• _MATERIAL FOR THIS EXERCISE_:
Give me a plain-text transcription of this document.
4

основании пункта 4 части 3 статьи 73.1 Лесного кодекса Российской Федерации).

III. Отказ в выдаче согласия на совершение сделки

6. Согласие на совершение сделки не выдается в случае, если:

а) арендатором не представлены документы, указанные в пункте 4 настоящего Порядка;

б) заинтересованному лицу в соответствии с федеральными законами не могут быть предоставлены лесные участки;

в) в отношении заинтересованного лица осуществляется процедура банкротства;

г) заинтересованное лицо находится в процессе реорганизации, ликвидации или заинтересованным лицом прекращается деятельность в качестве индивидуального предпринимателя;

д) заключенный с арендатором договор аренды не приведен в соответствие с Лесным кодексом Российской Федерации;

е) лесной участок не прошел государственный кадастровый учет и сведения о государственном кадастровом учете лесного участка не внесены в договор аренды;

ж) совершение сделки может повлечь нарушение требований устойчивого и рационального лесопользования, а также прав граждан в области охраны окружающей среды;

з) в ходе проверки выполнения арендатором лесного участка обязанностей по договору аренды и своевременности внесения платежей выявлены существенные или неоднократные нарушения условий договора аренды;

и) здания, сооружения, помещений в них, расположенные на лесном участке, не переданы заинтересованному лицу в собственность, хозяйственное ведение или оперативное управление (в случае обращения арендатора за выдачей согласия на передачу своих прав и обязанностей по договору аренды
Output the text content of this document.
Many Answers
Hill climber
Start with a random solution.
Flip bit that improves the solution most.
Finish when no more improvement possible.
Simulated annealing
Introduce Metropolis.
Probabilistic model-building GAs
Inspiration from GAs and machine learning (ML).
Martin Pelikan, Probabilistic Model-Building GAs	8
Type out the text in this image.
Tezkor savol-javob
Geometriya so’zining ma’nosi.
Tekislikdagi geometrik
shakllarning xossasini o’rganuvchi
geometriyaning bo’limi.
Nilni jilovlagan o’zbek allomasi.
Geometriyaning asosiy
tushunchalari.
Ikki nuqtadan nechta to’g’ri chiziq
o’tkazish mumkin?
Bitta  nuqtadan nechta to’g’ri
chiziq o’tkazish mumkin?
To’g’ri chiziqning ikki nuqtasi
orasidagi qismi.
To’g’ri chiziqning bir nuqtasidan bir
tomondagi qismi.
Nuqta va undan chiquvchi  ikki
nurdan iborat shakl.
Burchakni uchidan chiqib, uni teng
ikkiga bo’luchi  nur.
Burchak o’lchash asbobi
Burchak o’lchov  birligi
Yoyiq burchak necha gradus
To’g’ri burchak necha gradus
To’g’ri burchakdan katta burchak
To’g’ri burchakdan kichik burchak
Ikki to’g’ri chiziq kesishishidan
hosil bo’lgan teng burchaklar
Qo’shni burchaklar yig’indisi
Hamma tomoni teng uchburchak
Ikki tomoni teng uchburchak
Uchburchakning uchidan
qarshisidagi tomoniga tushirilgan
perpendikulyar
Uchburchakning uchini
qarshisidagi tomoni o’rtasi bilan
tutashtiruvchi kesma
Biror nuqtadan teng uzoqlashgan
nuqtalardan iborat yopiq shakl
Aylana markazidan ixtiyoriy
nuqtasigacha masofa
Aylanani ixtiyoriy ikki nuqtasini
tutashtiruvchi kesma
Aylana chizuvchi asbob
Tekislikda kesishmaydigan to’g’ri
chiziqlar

• _WHAT TO WORK ON_: Copy every line of the records above that holds the word "участка".

• _TASK RESPONSE_:
е) лесной участок не прошел государственный кадастровый учет и сведения о государственном кадастровом учете лесного участка не внесены в договор аренды;
з) в ходе проверки выполнения арендатором лесного участка обязанностей по договору аренды и своевременности внесения платежей выявлены существенные или неоднократные нарушения условий договора аренды;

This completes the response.